Work to do
How many lines of these entries include the string "JSON"? State the number alone.

══════

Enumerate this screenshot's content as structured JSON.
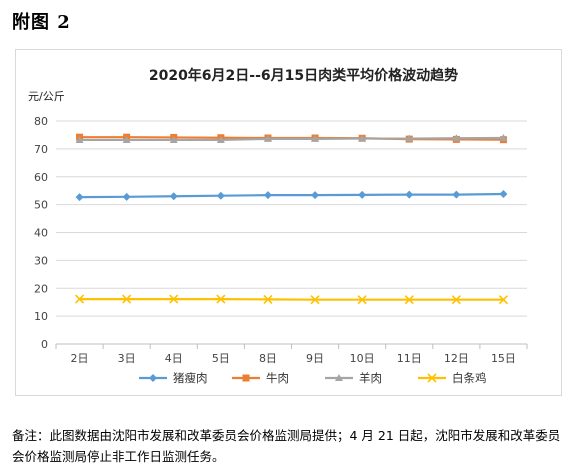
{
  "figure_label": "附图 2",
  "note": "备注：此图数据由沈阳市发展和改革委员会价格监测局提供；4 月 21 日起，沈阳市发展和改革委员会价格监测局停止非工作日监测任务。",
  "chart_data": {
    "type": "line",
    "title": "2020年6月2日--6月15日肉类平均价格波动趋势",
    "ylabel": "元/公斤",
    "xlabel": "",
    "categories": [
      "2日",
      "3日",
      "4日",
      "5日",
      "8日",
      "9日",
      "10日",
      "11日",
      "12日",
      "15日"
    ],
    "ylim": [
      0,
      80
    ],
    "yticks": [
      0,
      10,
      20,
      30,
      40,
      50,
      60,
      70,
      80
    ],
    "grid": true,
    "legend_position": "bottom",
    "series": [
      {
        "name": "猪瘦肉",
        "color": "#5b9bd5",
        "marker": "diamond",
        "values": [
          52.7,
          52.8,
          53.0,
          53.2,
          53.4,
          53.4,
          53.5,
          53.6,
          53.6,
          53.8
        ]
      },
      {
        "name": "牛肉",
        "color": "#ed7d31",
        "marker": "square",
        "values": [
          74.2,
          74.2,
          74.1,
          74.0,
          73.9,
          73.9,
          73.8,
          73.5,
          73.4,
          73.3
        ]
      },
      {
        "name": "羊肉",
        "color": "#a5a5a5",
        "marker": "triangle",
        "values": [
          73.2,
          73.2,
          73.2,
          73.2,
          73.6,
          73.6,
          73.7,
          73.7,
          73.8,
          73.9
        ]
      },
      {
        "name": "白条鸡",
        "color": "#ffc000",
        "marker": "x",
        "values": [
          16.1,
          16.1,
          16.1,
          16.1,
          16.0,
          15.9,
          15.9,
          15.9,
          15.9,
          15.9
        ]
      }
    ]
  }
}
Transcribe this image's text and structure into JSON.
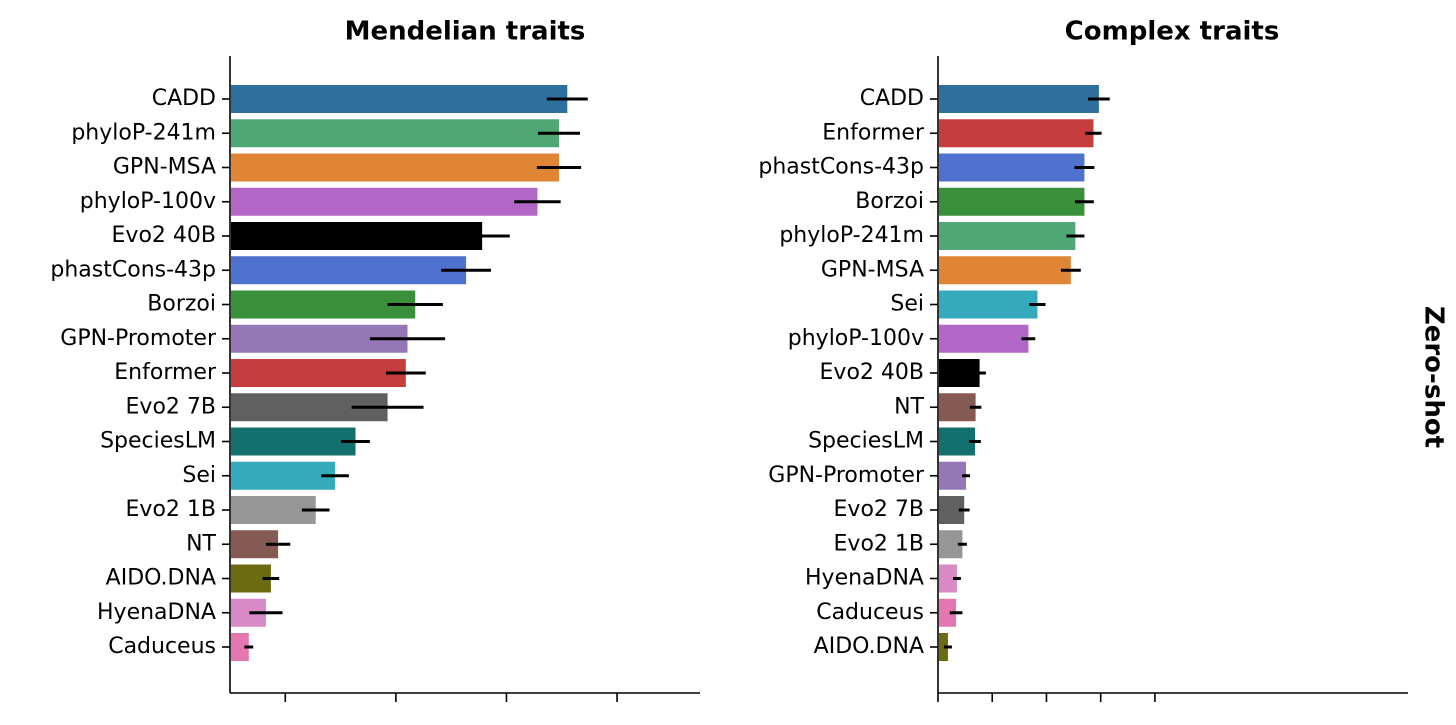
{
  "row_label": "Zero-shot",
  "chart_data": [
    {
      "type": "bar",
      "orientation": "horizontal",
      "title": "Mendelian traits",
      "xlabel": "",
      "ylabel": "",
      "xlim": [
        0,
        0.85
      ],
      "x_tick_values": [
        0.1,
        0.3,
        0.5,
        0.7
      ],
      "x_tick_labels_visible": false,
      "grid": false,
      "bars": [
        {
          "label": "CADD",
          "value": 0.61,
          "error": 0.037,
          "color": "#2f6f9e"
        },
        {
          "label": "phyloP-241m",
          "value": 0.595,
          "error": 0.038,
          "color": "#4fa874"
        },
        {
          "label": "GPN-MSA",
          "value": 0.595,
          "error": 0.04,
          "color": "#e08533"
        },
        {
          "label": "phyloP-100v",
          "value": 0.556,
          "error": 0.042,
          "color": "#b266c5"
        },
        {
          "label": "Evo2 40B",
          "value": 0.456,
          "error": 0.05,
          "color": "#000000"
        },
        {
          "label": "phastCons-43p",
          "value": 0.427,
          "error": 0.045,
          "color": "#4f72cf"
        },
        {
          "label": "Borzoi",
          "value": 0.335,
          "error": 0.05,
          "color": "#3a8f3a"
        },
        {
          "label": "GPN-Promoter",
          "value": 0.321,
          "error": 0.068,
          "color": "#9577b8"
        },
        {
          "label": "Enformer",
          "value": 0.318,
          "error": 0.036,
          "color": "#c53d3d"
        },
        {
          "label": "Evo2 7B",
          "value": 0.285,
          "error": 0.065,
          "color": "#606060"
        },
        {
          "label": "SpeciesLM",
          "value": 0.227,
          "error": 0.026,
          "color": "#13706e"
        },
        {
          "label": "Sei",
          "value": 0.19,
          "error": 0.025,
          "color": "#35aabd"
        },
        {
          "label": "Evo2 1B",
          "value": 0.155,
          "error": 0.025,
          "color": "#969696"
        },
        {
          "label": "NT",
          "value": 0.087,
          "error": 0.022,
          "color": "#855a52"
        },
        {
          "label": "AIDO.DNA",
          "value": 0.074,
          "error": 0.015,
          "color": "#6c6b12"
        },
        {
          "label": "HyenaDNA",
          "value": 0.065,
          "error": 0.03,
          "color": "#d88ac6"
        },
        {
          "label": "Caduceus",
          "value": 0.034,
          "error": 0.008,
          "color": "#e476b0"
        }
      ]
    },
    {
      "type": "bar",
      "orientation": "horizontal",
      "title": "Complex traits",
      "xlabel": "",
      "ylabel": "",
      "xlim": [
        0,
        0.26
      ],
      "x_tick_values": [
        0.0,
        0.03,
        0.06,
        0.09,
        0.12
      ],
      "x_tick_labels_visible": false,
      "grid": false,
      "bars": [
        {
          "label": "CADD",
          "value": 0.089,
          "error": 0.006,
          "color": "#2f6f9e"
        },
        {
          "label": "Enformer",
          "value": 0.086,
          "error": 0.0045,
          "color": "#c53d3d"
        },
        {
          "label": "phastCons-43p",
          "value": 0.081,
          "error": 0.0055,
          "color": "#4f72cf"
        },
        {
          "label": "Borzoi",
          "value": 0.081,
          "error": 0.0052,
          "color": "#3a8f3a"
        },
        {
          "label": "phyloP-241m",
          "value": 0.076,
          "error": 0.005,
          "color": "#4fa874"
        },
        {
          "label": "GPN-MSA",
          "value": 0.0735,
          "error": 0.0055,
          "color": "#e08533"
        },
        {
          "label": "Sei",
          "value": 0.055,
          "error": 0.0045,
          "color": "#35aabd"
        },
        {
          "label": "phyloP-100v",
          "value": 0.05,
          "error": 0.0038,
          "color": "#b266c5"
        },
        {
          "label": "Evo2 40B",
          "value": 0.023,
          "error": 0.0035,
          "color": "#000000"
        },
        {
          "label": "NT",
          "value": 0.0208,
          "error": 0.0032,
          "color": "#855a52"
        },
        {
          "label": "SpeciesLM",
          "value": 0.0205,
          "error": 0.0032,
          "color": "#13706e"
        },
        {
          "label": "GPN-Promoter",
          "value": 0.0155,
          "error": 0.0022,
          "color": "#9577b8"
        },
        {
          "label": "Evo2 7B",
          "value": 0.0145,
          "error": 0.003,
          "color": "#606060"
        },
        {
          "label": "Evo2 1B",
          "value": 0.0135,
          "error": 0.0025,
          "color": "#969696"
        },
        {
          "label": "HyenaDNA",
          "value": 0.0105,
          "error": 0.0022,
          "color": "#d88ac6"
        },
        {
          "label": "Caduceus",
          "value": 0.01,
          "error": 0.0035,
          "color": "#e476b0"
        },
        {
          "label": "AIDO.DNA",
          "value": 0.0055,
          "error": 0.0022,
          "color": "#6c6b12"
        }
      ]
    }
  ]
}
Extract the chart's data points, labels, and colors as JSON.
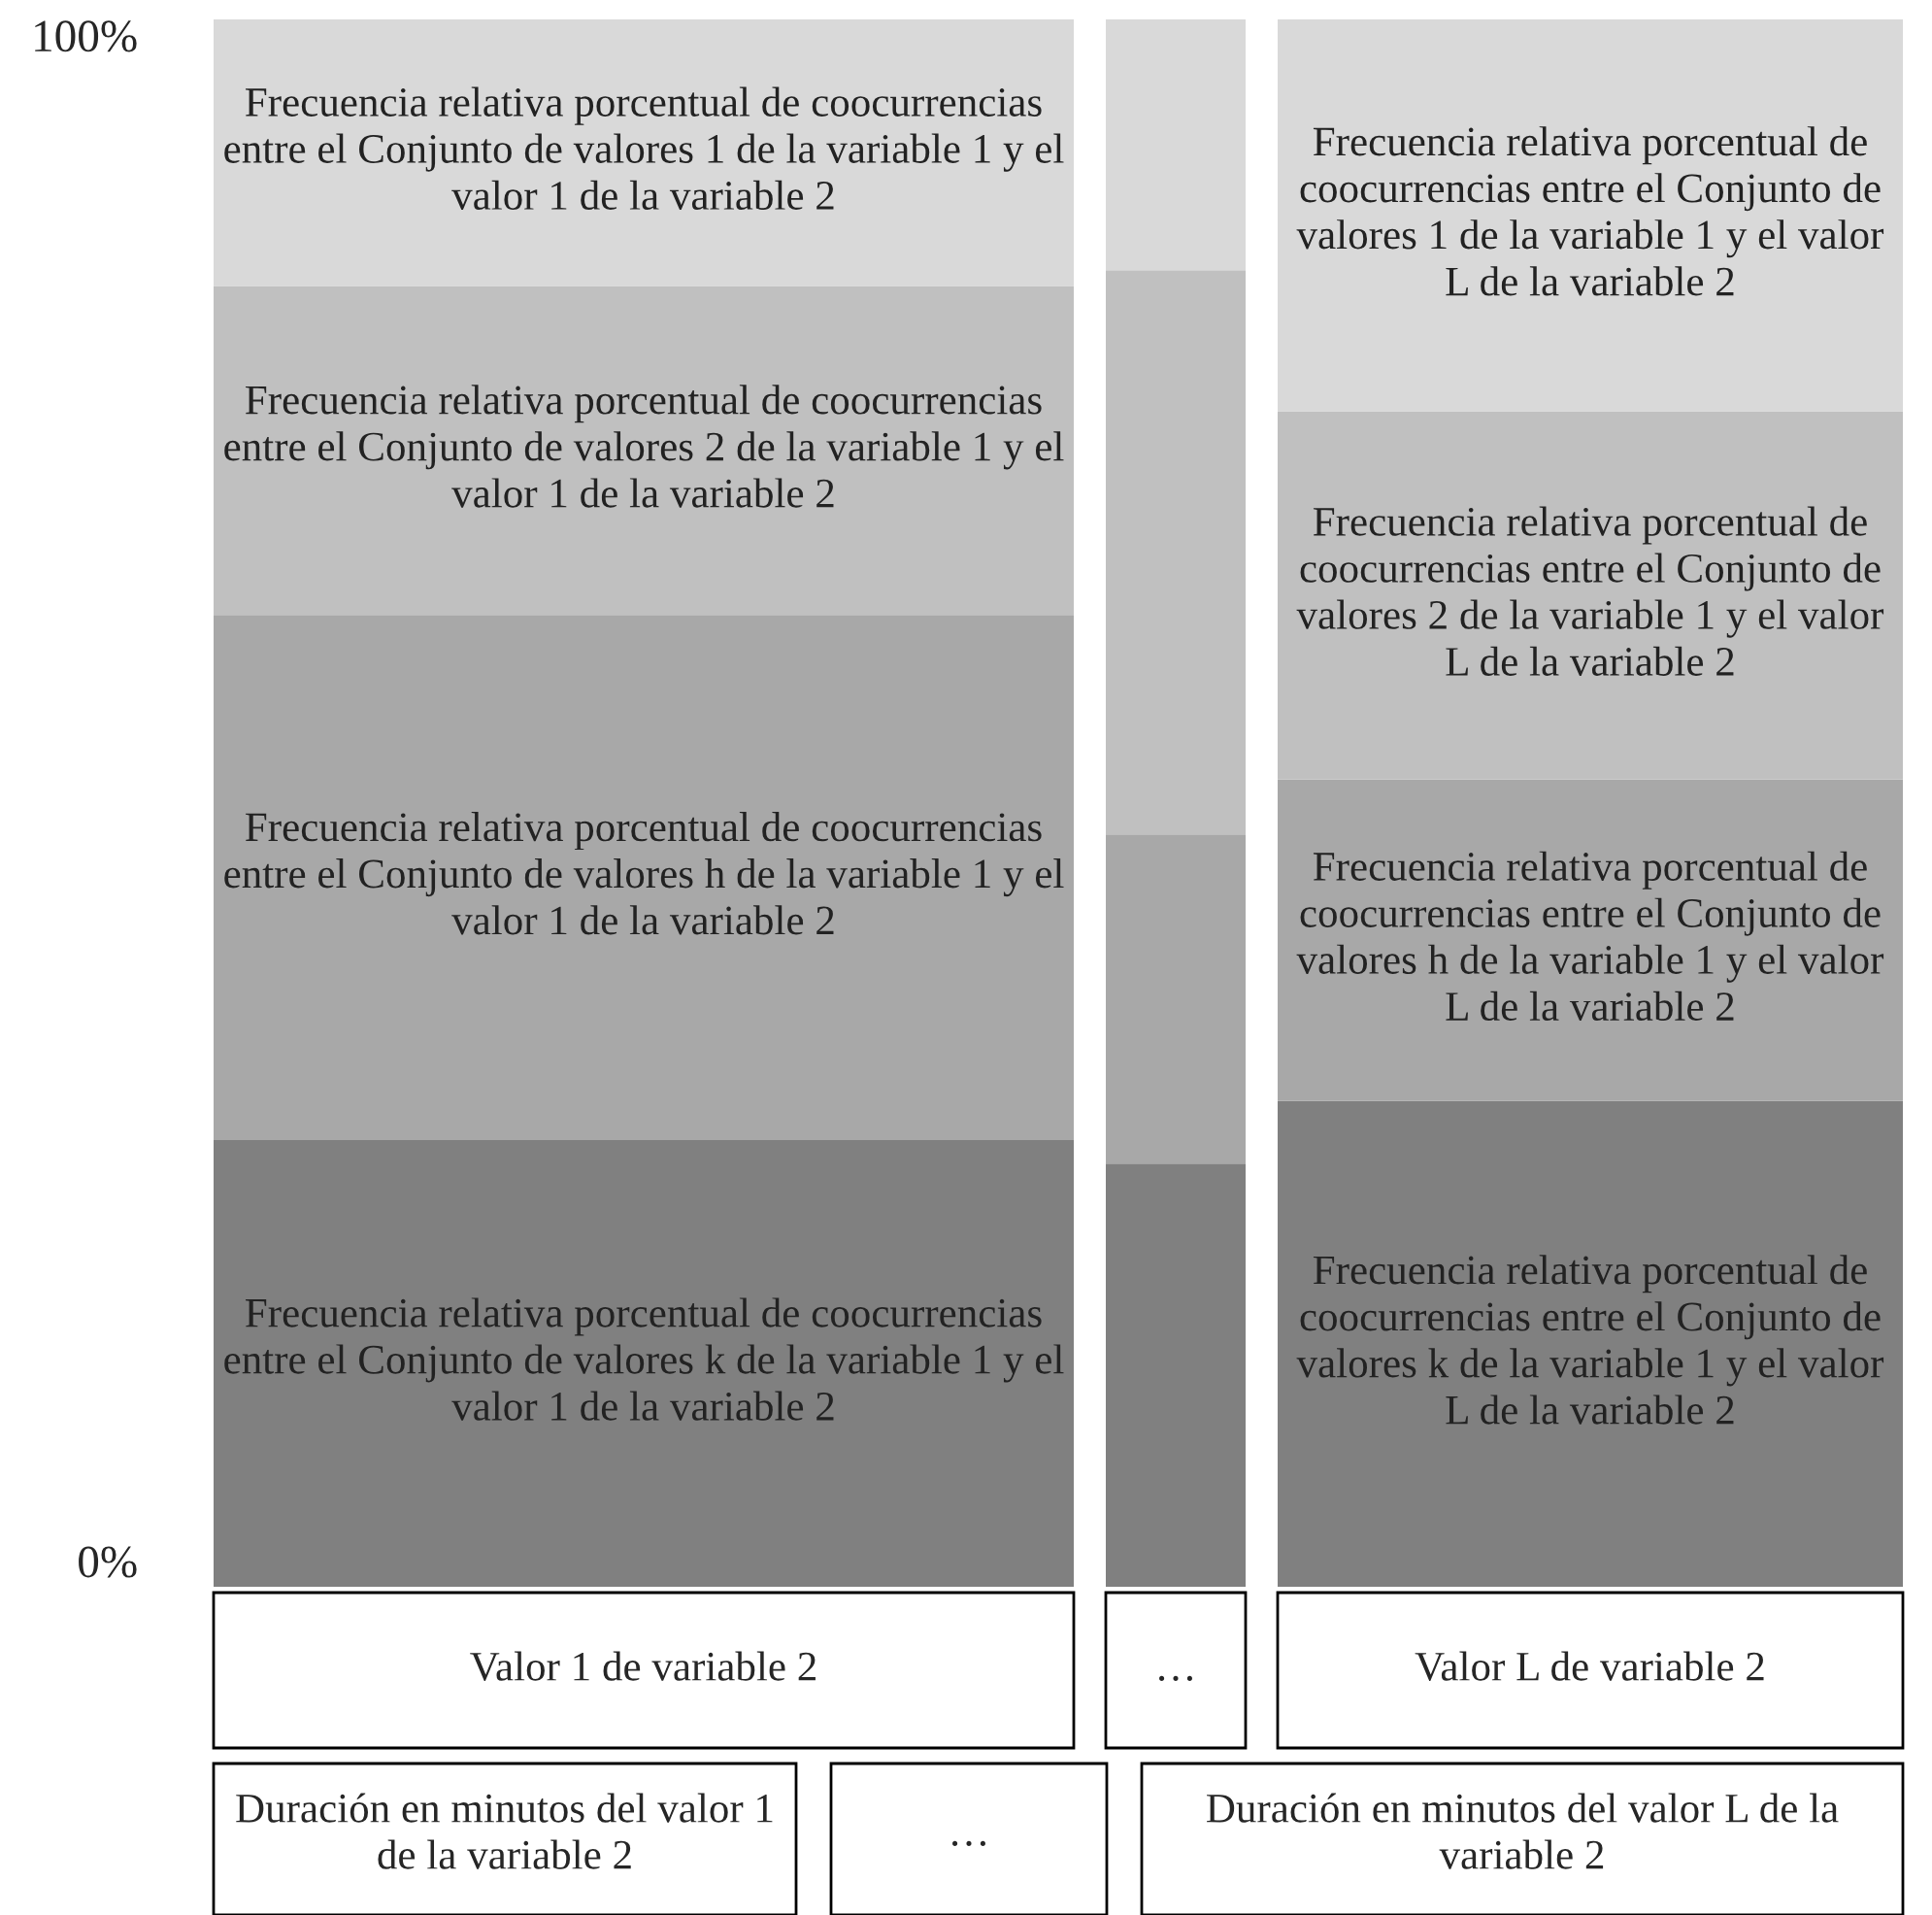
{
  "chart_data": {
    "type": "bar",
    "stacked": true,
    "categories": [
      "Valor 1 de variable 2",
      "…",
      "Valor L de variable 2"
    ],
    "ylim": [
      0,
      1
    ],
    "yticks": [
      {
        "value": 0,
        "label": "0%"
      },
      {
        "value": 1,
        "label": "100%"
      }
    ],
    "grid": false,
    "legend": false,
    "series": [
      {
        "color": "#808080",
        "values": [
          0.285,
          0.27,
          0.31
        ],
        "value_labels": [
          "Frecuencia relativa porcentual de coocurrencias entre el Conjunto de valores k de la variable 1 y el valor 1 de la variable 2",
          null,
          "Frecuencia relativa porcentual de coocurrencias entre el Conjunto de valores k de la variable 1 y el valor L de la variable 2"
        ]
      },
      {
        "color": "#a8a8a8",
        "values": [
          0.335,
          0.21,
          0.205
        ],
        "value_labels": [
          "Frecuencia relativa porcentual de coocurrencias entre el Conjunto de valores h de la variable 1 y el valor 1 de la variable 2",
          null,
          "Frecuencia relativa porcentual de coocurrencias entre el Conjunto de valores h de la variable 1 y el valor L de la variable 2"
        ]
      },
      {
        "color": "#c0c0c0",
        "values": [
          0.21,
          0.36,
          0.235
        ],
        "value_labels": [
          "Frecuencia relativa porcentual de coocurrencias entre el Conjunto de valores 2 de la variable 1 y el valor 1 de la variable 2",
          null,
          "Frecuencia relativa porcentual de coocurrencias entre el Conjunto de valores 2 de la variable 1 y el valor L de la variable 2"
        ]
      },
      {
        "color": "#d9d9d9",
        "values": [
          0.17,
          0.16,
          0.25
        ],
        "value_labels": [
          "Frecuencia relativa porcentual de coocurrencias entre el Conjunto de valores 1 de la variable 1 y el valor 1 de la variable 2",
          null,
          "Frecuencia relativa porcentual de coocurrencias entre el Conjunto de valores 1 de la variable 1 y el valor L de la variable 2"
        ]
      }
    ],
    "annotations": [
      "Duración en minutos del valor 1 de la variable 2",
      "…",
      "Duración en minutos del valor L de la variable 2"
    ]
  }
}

══════

Output of the task
3